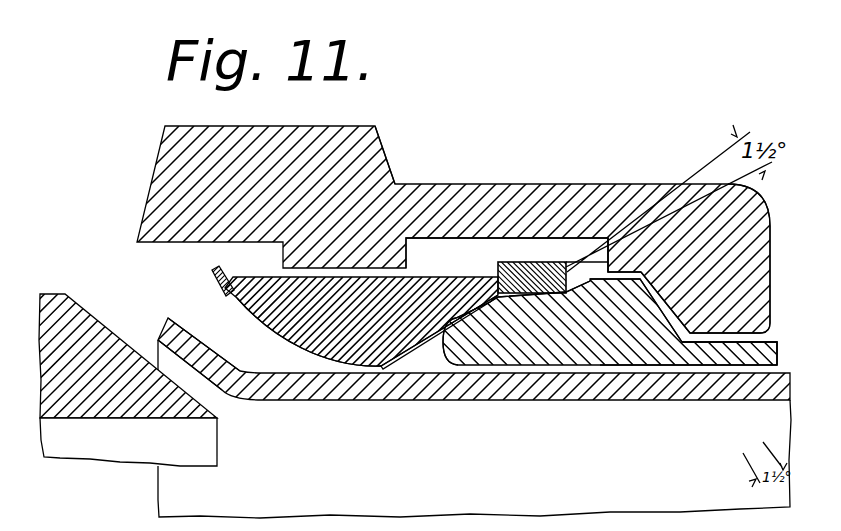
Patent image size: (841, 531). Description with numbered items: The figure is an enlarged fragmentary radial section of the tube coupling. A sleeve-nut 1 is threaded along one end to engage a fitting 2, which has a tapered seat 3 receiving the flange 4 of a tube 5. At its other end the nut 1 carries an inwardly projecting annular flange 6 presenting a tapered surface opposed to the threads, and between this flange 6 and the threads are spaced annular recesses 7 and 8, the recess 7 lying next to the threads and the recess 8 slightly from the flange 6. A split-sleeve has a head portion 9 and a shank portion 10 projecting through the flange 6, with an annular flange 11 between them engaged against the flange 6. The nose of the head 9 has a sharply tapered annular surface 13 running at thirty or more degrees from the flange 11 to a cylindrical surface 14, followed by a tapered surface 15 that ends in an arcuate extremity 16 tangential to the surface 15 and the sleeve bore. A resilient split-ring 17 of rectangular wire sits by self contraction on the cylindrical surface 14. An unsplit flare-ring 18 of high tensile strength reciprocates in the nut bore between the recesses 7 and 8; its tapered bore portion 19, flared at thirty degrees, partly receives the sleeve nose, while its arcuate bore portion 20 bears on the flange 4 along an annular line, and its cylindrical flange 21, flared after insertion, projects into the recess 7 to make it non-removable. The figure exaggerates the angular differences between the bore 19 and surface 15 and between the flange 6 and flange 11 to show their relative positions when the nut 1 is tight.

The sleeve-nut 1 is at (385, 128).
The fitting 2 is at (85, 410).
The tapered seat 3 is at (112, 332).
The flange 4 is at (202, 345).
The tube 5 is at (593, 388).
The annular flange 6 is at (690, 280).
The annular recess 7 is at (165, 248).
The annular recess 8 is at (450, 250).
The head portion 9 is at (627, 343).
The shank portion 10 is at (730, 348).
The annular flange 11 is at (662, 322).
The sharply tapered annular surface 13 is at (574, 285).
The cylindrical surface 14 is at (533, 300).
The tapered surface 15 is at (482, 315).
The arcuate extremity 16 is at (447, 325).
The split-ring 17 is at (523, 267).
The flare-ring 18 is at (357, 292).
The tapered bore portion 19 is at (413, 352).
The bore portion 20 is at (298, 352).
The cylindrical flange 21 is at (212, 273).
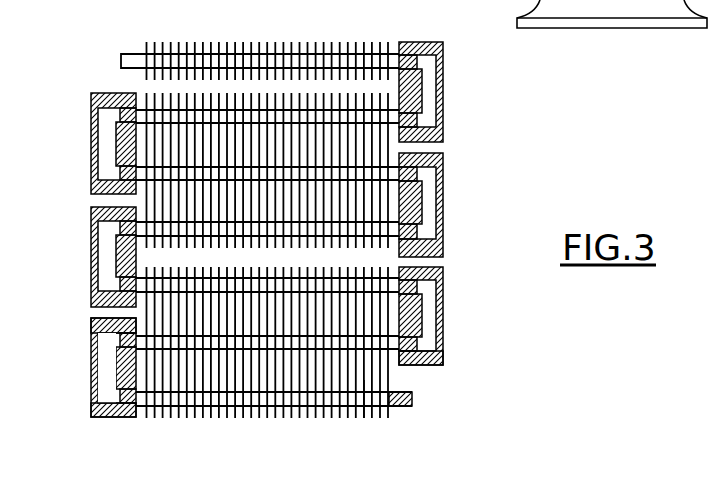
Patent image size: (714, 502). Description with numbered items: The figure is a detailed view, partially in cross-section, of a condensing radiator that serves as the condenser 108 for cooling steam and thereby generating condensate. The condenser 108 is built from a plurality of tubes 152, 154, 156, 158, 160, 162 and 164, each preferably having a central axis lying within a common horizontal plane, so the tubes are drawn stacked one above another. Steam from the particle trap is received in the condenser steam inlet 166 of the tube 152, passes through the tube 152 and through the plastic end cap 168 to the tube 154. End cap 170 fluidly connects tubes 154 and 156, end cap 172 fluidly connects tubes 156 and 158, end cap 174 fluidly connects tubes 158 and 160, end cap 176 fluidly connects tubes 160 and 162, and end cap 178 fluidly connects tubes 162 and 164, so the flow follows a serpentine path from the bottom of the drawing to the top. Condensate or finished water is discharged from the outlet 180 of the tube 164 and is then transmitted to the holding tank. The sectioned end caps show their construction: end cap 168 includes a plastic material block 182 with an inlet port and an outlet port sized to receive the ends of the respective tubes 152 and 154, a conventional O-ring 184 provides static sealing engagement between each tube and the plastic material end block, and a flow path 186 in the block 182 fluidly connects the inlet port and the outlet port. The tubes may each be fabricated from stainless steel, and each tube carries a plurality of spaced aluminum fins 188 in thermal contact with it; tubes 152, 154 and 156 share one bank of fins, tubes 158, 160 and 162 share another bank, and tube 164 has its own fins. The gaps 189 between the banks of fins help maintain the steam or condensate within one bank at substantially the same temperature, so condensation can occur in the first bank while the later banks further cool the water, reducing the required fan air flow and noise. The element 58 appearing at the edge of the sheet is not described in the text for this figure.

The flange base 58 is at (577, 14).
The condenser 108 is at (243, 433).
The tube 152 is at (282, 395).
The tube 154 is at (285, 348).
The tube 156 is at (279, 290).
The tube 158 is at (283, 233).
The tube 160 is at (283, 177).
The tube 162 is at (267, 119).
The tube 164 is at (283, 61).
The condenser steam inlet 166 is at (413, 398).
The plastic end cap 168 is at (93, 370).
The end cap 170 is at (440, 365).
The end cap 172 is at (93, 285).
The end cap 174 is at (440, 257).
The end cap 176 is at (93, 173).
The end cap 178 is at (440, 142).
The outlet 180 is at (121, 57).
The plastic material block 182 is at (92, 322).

------------------------------------------------------------------------

▸ **What you should do**: Pick out each line of the listing above that contains the word "seat", treating uppercase and lowercase letters as different.

▸ **Problem solution**:
Patent image size: (841, 531). Description with numbered items: The figure is an enlarged fragmentary radial section of the tube coupling. A sleeve-nut 1 is threaded along one end to engage a fitting 2, which has a tapered seat 3 receiving the flange 4 of a tube 5. At its other end the nut 1 carries an inwardly projecting annular flange 6 presenting a tapered surface opposed to the threads, and between this flange 6 and the threads are spaced annular recesses 7 and 8, the recess 7 lying next to the threads and the recess 8 slightly from the flange 6. A split-sleeve has a head portion 9 and a shank portion 10 projecting through the flange 6, with an annular flange 11 between them engaged against the flange 6. The nose of the head 9 has a sharply tapered annular surface 13 running at thirty or more degrees from the flange 11 to a cylindrical surface 14, followed by a tapered surface 15 that ends in an arcuate extremity 16 tangential to the surface 15 and the sleeve bore. A resilient split-ring 17 of rectangular wire sits by self contraction on the cylindrical surface 14. An unsplit flare-ring 18 of high tensile strength reciprocates in the nut bore between the recesses 7 and 8; its tapered bore portion 19, flared at thirty degrees, partly receives the sleeve nose, while its arcuate bore portion 20 bears on the flange 4 along an annular line, and its cylindrical flange 21, flared after insertion, projects into the recess 7 to make it non-removable. The figure exaggerates the angular differences between the bore 19 and surface 15 and between the flange 6 and flange 11 to show their relative positions when the nut 1 is tight.
The tapered seat 3 is at (112, 332).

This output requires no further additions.